Your task: Each line of the material must be repeated precisely, with the pictures left out.

Given records:
________________

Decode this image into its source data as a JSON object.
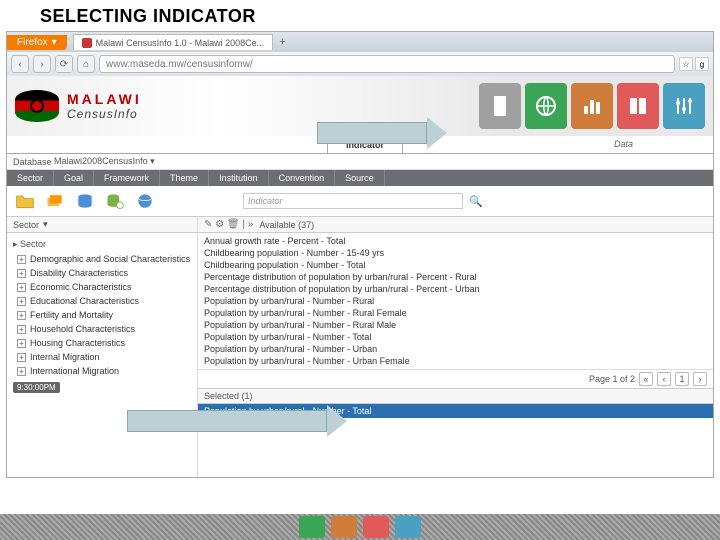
{
  "slide": {
    "title": "SELECTING INDICATOR"
  },
  "browser": {
    "firefox_label": "Firefox",
    "tab_title": "Malawi CensusInfo 1.0 - Malawi 2008Ce...",
    "tab_add": "+",
    "url": "www.maseda.mw/censusinfomw/",
    "nav": {
      "back": "‹",
      "fwd": "›",
      "reload": "⟳",
      "home": "⌂"
    }
  },
  "brand": {
    "line1": "MALAWI",
    "line2": "CensusInfo"
  },
  "top_tabs": {
    "indicator": "Indicator",
    "data": "Data"
  },
  "db": {
    "label": "Database",
    "value": "Malawi2008CensusInfo ▾"
  },
  "dims": [
    "Sector",
    "Goal",
    "Framework",
    "Theme",
    "Institution",
    "Convention",
    "Source"
  ],
  "search": {
    "placeholder": "Indicator",
    "icon": "🔍"
  },
  "sector": {
    "header": "Sector",
    "dropdown": "▾",
    "root": "Sector",
    "items": [
      "Demographic and Social Characteristics",
      "Disability Characteristics",
      "Economic Characteristics",
      "Educational Characteristics",
      "Fertility and Mortality",
      "Household Characteristics",
      "Housing Characteristics",
      "Internal Migration",
      "International Migration"
    ],
    "badge": "9:30:00PM"
  },
  "available": {
    "header": "Available (37)",
    "icons": "✎ ⚙ 🗑  | »",
    "items": [
      "Annual growth rate - Percent - Total",
      "Childbearing population - Number - 15-49 yrs",
      "Childbearing population - Number - Total",
      "Percentage distribution of population by urban/rural - Percent - Rural",
      "Percentage distribution of population by urban/rural - Percent - Urban",
      "Population by urban/rural - Number - Rural",
      "Population by urban/rural - Number - Rural Female",
      "Population by urban/rural - Number - Rural Male",
      "Population by urban/rural - Number - Total",
      "Population by urban/rural - Number - Urban",
      "Population by urban/rural - Number - Urban Female"
    ],
    "pager": {
      "text": "Page 1 of 2",
      "first": "«",
      "prev": "‹",
      "cur": "1",
      "next": "›"
    }
  },
  "selected": {
    "header": "Selected (1)",
    "item": "Population by urban/rural - Number - Total"
  }
}
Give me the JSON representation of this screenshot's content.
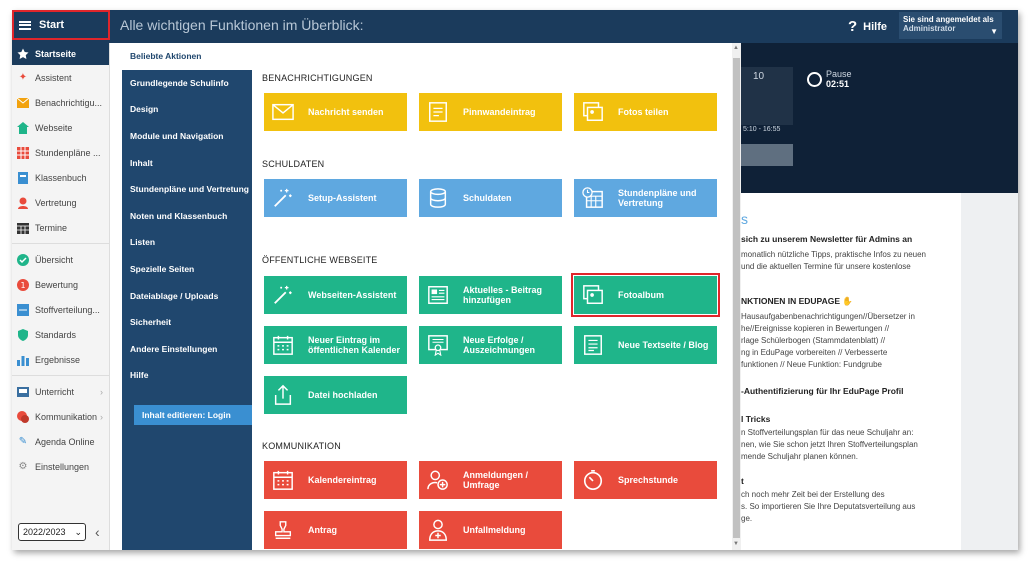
{
  "topbar": {
    "start_label": "Start",
    "title": "Alle wichtigen Funktionen im Überblick:",
    "help_label": "Hilfe",
    "login_line1": "Sie sind angemeldet als",
    "login_line2": "Administrator"
  },
  "sidebar": {
    "items": [
      {
        "label": "Startseite",
        "icon": "star-icon"
      },
      {
        "label": "Assistent",
        "icon": "wand-icon"
      },
      {
        "label": "Benachrichtigu...",
        "icon": "envelope-icon"
      },
      {
        "label": "Webseite",
        "icon": "home-icon"
      },
      {
        "label": "Stundenpläne ...",
        "icon": "timetable-icon"
      },
      {
        "label": "Klassenbuch",
        "icon": "book-icon"
      },
      {
        "label": "Vertretung",
        "icon": "person-icon"
      },
      {
        "label": "Termine",
        "icon": "calendar-icon"
      },
      {
        "label": "Übersicht",
        "icon": "check-icon"
      },
      {
        "label": "Bewertung",
        "icon": "grade-icon"
      },
      {
        "label": "Stoffverteilung...",
        "icon": "plan-icon"
      },
      {
        "label": "Standards",
        "icon": "shield-icon"
      },
      {
        "label": "Ergebnisse",
        "icon": "barchart-icon"
      },
      {
        "label": "Unterricht",
        "icon": "classroom-icon"
      },
      {
        "label": "Kommunikation",
        "icon": "chat-icon"
      },
      {
        "label": "Agenda Online",
        "icon": "pen-icon"
      },
      {
        "label": "Einstellungen",
        "icon": "gear-icon"
      }
    ],
    "year": "2022/2023"
  },
  "menu": {
    "items": [
      "Beliebte Aktionen",
      "Grundlegende Schulinfo",
      "Design",
      "Module und Navigation",
      "Inhalt",
      "Stundenpläne und Vertretung",
      "Noten und Klassenbuch",
      "Listen",
      "Spezielle Seiten",
      "Dateiablage / Uploads",
      "Sicherheit",
      "Andere Einstellungen",
      "Hilfe"
    ],
    "edit_label": "Inhalt editieren: Login"
  },
  "sections": {
    "s1": "BENACHRICHTIGUNGEN",
    "s2": "SCHULDATEN",
    "s3": "ÖFFENTLICHE WEBSEITE",
    "s4": "KOMMUNIKATION"
  },
  "tiles": {
    "nachricht": "Nachricht senden",
    "pinnwand": "Pinnwandeintrag",
    "fotos": "Fotos teilen",
    "setup": "Setup-Assistent",
    "schuldaten": "Schuldaten",
    "stundenplaene": "Stundenpläne und Vertretung",
    "webseiten": "Webseiten-Assistent",
    "aktuelles": "Aktuelles - Beitrag hinzufügen",
    "fotoalbum": "Fotoalbum",
    "kalender": "Neuer Eintrag im öffentlichen Kalender",
    "erfolge": "Neue Erfolge / Auszeichnungen",
    "textseite": "Neue Textseite / Blog",
    "datei": "Datei hochladen",
    "kalendereintrag": "Kalendereintrag",
    "anmeldungen": "Anmeldungen / Umfrage",
    "sprechstunde": "Sprechstunde",
    "antrag": "Antrag",
    "unfall": "Unfallmeldung"
  },
  "background": {
    "num": "10",
    "time": "5:10 - 16:55",
    "pause_label": "Pause",
    "pause_time": "02:51",
    "news_heading": "sich zu unserem Newsletter für Admins an",
    "news_l1": "monatlich nützliche Tipps, praktische Infos zu neuen",
    "news_l2": "und die aktuellen Termine für unsere kostenlose",
    "func_heading": "NKTIONEN IN EDUPAGE",
    "func_l1": "Hausaufgabenbenachrichtigungen//Übersetzer in",
    "func_l2": "he//Ereignisse kopieren in Bewertungen //",
    "func_l3": "rlage Schülerbogen (Stammdatenblatt) //",
    "func_l4": "ng in EduPage vorbereiten // Verbesserte",
    "func_l5": "funktionen // Neue Funktion: Fundgrube",
    "auth_heading": "-Authentifizierung für Ihr EduPage Profil",
    "tricks_heading": "l Tricks",
    "tricks_l1": "n Stoffverteilungsplan für das neue Schuljahr an:",
    "tricks_l2": "nen, wie Sie schon jetzt Ihren Stoffverteilungsplan",
    "tricks_l3": "mende Schuljahr planen können.",
    "t_heading": "t",
    "t_l1": "ch noch mehr Zeit bei der Erstellung des",
    "t_l2": "s. So importieren Sie Ihre Deputatsverteilung aus",
    "t_l3": "ge."
  },
  "colors": {
    "topbar": "#1b3b5c",
    "menu": "#20476e",
    "yellow": "#f2c10e",
    "blue": "#5fa8e0",
    "green": "#1fb58a",
    "red": "#e94b3c",
    "highlight": "#e0262b"
  }
}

________________

Solved problem:
Decode this image into its source data as a JSON object.
{
  "slide": {
    "title": "SELECTING INDICATOR"
  },
  "browser": {
    "firefox_label": "Firefox",
    "tab_title": "Malawi CensusInfo 1.0 - Malawi 2008Ce...",
    "tab_add": "+",
    "url": "www.maseda.mw/censusinfomw/",
    "nav": {
      "back": "‹",
      "fwd": "›",
      "reload": "⟳",
      "home": "⌂"
    }
  },
  "brand": {
    "line1": "MALAWI",
    "line2": "CensusInfo"
  },
  "top_tabs": {
    "indicator": "Indicator",
    "data": "Data"
  },
  "db": {
    "label": "Database",
    "value": "Malawi2008CensusInfo ▾"
  },
  "dims": [
    "Sector",
    "Goal",
    "Framework",
    "Theme",
    "Institution",
    "Convention",
    "Source"
  ],
  "search": {
    "placeholder": "Indicator",
    "icon": "🔍"
  },
  "sector": {
    "header": "Sector",
    "dropdown": "▾",
    "root": "Sector",
    "items": [
      "Demographic and Social Characteristics",
      "Disability Characteristics",
      "Economic Characteristics",
      "Educational Characteristics",
      "Fertility and Mortality",
      "Household Characteristics",
      "Housing Characteristics",
      "Internal Migration",
      "International Migration"
    ],
    "badge": "9:30:00PM"
  },
  "available": {
    "header": "Available (37)",
    "icons": "✎ ⚙ 🗑  | »",
    "items": [
      "Annual growth rate - Percent - Total",
      "Childbearing population - Number - 15-49 yrs",
      "Childbearing population - Number - Total",
      "Percentage distribution of population by urban/rural - Percent - Rural",
      "Percentage distribution of population by urban/rural - Percent - Urban",
      "Population by urban/rural - Number - Rural",
      "Population by urban/rural - Number - Rural Female",
      "Population by urban/rural - Number - Rural Male",
      "Population by urban/rural - Number - Total",
      "Population by urban/rural - Number - Urban",
      "Population by urban/rural - Number - Urban Female"
    ],
    "pager": {
      "text": "Page 1 of 2",
      "first": "«",
      "prev": "‹",
      "cur": "1",
      "next": "›"
    }
  },
  "selected": {
    "header": "Selected (1)",
    "item": "Population by urban/rural - Number - Total"
  }
}
Give me the JSON representation of this screenshot's content.
{
  "topbar": {
    "start_label": "Start",
    "title": "Alle wichtigen Funktionen im Überblick:",
    "help_label": "Hilfe",
    "login_line1": "Sie sind angemeldet als",
    "login_line2": "Administrator"
  },
  "sidebar": {
    "items": [
      {
        "label": "Startseite",
        "icon": "star-icon"
      },
      {
        "label": "Assistent",
        "icon": "wand-icon"
      },
      {
        "label": "Benachrichtigu...",
        "icon": "envelope-icon"
      },
      {
        "label": "Webseite",
        "icon": "home-icon"
      },
      {
        "label": "Stundenpläne ...",
        "icon": "timetable-icon"
      },
      {
        "label": "Klassenbuch",
        "icon": "book-icon"
      },
      {
        "label": "Vertretung",
        "icon": "person-icon"
      },
      {
        "label": "Termine",
        "icon": "calendar-icon"
      },
      {
        "label": "Übersicht",
        "icon": "check-icon"
      },
      {
        "label": "Bewertung",
        "icon": "grade-icon"
      },
      {
        "label": "Stoffverteilung...",
        "icon": "plan-icon"
      },
      {
        "label": "Standards",
        "icon": "shield-icon"
      },
      {
        "label": "Ergebnisse",
        "icon": "barchart-icon"
      },
      {
        "label": "Unterricht",
        "icon": "classroom-icon"
      },
      {
        "label": "Kommunikation",
        "icon": "chat-icon"
      },
      {
        "label": "Agenda Online",
        "icon": "pen-icon"
      },
      {
        "label": "Einstellungen",
        "icon": "gear-icon"
      }
    ],
    "year": "2022/2023"
  },
  "menu": {
    "items": [
      "Beliebte Aktionen",
      "Grundlegende Schulinfo",
      "Design",
      "Module und Navigation",
      "Inhalt",
      "Stundenpläne und Vertretung",
      "Noten und Klassenbuch",
      "Listen",
      "Spezielle Seiten",
      "Dateiablage / Uploads",
      "Sicherheit",
      "Andere Einstellungen",
      "Hilfe"
    ],
    "edit_label": "Inhalt editieren: Login"
  },
  "sections": {
    "s1": "BENACHRICHTIGUNGEN",
    "s2": "SCHULDATEN",
    "s3": "ÖFFENTLICHE WEBSEITE",
    "s4": "KOMMUNIKATION"
  },
  "tiles": {
    "nachricht": "Nachricht senden",
    "pinnwand": "Pinnwandeintrag",
    "fotos": "Fotos teilen",
    "setup": "Setup-Assistent",
    "schuldaten": "Schuldaten",
    "stundenplaene": "Stundenpläne und Vertretung",
    "webseiten": "Webseiten-Assistent",
    "aktuelles": "Aktuelles - Beitrag hinzufügen",
    "fotoalbum": "Fotoalbum",
    "kalender": "Neuer Eintrag im öffentlichen Kalender",
    "erfolge": "Neue Erfolge / Auszeichnungen",
    "textseite": "Neue Textseite / Blog",
    "datei": "Datei hochladen",
    "kalendereintrag": "Kalendereintrag",
    "anmeldungen": "Anmeldungen / Umfrage",
    "sprechstunde": "Sprechstunde",
    "antrag": "Antrag",
    "unfall": "Unfallmeldung"
  },
  "background": {
    "num": "10",
    "time": "5:10 - 16:55",
    "pause_label": "Pause",
    "pause_time": "02:51",
    "news_heading": "sich zu unserem Newsletter für Admins an",
    "news_l1": "monatlich nützliche Tipps, praktische Infos zu neuen",
    "news_l2": "und die aktuellen Termine für unsere kostenlose",
    "func_heading": "NKTIONEN IN EDUPAGE",
    "func_l1": "Hausaufgabenbenachrichtigungen//Übersetzer in",
    "func_l2": "he//Ereignisse kopieren in Bewertungen //",
    "func_l3": "rlage Schülerbogen (Stammdatenblatt) //",
    "func_l4": "ng in EduPage vorbereiten // Verbesserte",
    "func_l5": "funktionen // Neue Funktion: Fundgrube",
    "auth_heading": "-Authentifizierung für Ihr EduPage Profil",
    "tricks_heading": "l Tricks",
    "tricks_l1": "n Stoffverteilungsplan für das neue Schuljahr an:",
    "tricks_l2": "nen, wie Sie schon jetzt Ihren Stoffverteilungsplan",
    "tricks_l3": "mende Schuljahr planen können.",
    "t_heading": "t",
    "t_l1": "ch noch mehr Zeit bei der Erstellung des",
    "t_l2": "s. So importieren Sie Ihre Deputatsverteilung aus",
    "t_l3": "ge."
  },
  "colors": {
    "topbar": "#1b3b5c",
    "menu": "#20476e",
    "yellow": "#f2c10e",
    "blue": "#5fa8e0",
    "green": "#1fb58a",
    "red": "#e94b3c",
    "highlight": "#e0262b"
  }
}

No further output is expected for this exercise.